Review: MapReduce Design Patterns: Building Effective Algorithms and Analytics for Hadoop and Other Systems

MapReduce Design PatternsI picked up MapReduce Design Patterns: Building Effective Algorithms and Analytics for Hadoop and Other Systems by Donald Miner and Adam Shook (O’Reilly) to explore the deeper analytics that were possible in using Hadoop and MapReduce.   This book definitely did not disappoint in covering many of the more advanced challenges that engineers working with Hadoop datasets will encounter once they move from the simple into the advanced.  MapReduce Design Patterns is not for the faint of heart nor the true novice in Hadoop and/or MapReduce frameworks.  A solid understanding of the fundamentals of analytics is also a valuable prerequisite to this title.

Having explored the use of Pig and Hive as a way to abstract the underlying implementations of MapReduce, MapReduce Design Patterns helped me understand what was going on “under the hood.”  This was important to me as I have learned the hard lesson that sometimes the easy way is not always the most efficient and/or effective way.  By reading through this title, I now better understand how I can use Pig and Hive for the straight forward analytics and MapReduce native for my more specialized needs – or in other words – use the right tool for the job.

To the bold adventurer new to Hadoop and MapReduce – I’d suggest that you look at this book as your follow-on study guide to be used after learning the basics and working with those frameworks for a little while.  In that view, I have no hesitations in recommending MapReduce Design Patterns to those engineers that are looking for something to help them move from entry level into advance levels of understanding in these technologies.

Disclaimer: I received a free electronic copy of this book as part of the O’Reilly Blogger Program

Review: Hadoop Operations by Eric Sammer

Hadoop Operations by Eric Sammer (O’Reilly Media) is a thoughtfully organized book that guides the operational and architectural reader into a viable Hadoop-centric solution.  In his book, Sammer spends a reasonable amount of time providing the reader with enough Hadoop background to be able to move onto the more complex considerations and actions needed to implement high quality Hadoop clusters in an operations environment.  Sammer provides some very specific information in his books that puts it into my “must have” collection for Hadoop.

* _INFORMATION SHOWN_:
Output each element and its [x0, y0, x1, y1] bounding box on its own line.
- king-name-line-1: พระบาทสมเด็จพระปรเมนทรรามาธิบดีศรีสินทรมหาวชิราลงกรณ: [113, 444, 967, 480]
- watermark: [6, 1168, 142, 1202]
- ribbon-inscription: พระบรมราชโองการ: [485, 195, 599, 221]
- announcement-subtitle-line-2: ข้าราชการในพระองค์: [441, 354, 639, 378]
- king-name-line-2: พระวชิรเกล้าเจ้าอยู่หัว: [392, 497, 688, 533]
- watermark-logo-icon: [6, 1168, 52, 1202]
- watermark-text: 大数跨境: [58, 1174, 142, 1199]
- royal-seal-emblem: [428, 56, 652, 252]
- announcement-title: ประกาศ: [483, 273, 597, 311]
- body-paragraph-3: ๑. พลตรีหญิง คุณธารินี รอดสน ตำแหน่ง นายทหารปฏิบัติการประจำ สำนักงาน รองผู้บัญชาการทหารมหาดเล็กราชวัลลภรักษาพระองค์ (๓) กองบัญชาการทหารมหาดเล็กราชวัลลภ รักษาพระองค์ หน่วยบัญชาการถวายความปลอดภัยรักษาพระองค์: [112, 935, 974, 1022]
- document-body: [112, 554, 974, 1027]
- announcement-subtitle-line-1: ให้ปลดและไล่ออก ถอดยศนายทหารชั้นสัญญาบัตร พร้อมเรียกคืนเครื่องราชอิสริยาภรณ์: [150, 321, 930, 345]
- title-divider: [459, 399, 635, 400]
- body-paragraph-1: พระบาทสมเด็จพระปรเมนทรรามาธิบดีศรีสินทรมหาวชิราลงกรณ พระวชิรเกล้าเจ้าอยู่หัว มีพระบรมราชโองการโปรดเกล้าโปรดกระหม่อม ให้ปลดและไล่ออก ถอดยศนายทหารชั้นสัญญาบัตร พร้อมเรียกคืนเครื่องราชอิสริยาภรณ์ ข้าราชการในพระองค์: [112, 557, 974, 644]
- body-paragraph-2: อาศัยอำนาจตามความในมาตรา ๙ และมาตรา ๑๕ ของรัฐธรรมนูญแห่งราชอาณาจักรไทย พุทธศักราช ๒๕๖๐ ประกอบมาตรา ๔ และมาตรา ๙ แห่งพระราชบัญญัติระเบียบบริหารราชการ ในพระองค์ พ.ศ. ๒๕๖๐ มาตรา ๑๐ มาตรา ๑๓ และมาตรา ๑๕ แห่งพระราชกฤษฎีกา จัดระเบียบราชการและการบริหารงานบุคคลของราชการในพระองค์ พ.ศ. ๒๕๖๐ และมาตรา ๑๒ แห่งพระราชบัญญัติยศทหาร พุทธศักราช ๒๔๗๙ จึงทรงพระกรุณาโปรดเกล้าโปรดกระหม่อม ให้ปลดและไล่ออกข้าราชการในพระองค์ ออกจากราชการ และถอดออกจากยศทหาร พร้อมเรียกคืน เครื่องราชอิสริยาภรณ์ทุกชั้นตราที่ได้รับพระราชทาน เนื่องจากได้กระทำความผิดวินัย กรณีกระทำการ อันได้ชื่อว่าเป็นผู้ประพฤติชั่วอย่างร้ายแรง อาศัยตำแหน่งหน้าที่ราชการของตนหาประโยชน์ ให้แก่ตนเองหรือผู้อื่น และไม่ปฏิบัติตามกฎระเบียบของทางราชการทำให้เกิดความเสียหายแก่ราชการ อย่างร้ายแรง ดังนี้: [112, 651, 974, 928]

* _INSTRUCTION 1_:
Please copy the Hadoop book reviews word for word, starting with "Hadoop Operations by Eric Sammer (O’Reilly" and going on through "collection for Hadoop.".
* _INSTRUCTION 2_:
Resume writing the Hadoop book reviews, picking up right after their final sentence.

* _EXERCISE ANSWER 1_:
Hadoop Operations by Eric Sammer (O’Reilly Media) is a thoughtfully organized book that guides the operational and architectural reader into a viable Hadoop-centric solution.  In his book, Sammer spends a reasonable amount of time providing the reader with enough Hadoop background to be able to move onto the more complex considerations and actions needed to implement high quality Hadoop clusters in an operations environment.  Sammer provides some very specific information in his books that puts it into my “must have” collection for Hadoop.

* _EXERCISE ANSWER 2_:
First, instead of trying to cover what Hadoop can do in all flavors and colors, Sammer describes configurations that will meet the needs of a general operational implementation.  This allows the reader to focus on the key concepts of installing, configuring, and operating a Hadoop cluster instead of learning the many Hadoop features that most shops will never use.  Secondly, Sammer spends an appropriate amount of time discussing ways that an operational team can monitor and troubleshoot Hadoop clusters.  Very few authors cover the areas needed so that a solution can move from “proof of concept” into a “production-level” implementation.  Third, Sammer looks at products that work around Hadoop to either add features or allow for better maintainability/management of the system.  This gives the reader the ability to see how Hadoop fits into the larger operational model.  Finally, Sammer approaches the chapters in the book from the view of someone that has actually implemented Hadoop clusters by providing suggestion, tips, and tricks that allow the reader to bypass many of the more common challenges that Hadoop adopters can face.

I highly recommend Hadoop Operations by Eric Sammer for the operational and architectural readers that want to get a highly viable solution as soon as possible.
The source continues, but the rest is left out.